### [Aim of the exercise]
Extract the complete listing and repeat it word for word.

### [Stored dataset items]

- - - - - - -

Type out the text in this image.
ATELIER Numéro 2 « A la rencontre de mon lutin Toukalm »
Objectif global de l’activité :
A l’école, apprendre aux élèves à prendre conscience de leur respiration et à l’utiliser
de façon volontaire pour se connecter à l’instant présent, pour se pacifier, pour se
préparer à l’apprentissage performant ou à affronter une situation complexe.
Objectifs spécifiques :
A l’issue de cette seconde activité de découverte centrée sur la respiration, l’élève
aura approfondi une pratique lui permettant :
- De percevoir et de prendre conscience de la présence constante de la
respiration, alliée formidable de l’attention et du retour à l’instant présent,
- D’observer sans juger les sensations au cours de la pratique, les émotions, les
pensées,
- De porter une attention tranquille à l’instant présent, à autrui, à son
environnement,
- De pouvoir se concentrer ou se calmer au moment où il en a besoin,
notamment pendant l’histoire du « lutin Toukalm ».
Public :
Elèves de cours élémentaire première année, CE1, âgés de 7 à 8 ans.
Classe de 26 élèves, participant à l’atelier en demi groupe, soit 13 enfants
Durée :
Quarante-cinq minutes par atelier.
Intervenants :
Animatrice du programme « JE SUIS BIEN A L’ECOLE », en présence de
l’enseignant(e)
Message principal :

- - - - - - -

### [Written response]
Type out the text in this image.
ATELIER Numéro 2 « A la rencontre de mon lutin Toukalm »
Objectif global de l’activité :
A l’école, apprendre aux élèves à prendre conscience de leur respiration et à l’utiliser
de façon volontaire pour se connecter à l’instant présent, pour se pacifier, pour se
préparer à l’apprentissage performant ou à affronter une situation complexe.
Objectifs spécifiques :
A l’issue de cette seconde activité de découverte centrée sur la respiration, l’élève
aura approfondi une pratique lui permettant :
- De percevoir et de prendre conscience de la présence constante de la
respiration, alliée formidable de l’attention et du retour à l’instant présent,
- D’observer sans juger les sensations au cours de la pratique, les émotions, les
pensées,
- De porter une attention tranquille à l’instant présent, à autrui, à son
environnement,
- De pouvoir se concentrer ou se calmer au moment où il en a besoin,
notamment pendant l’histoire du « lutin Toukalm ».
Public :
Elèves de cours élémentaire première année, CE1, âgés de 7 à 8 ans.
Classe de 26 élèves, participant à l’atelier en demi groupe, soit 13 enfants
Durée :
Quarante-cinq minutes par atelier.
Intervenants :
Animatrice du programme « JE SUIS BIEN A L’ECOLE », en présence de
l’enseignant(e)
Message principal :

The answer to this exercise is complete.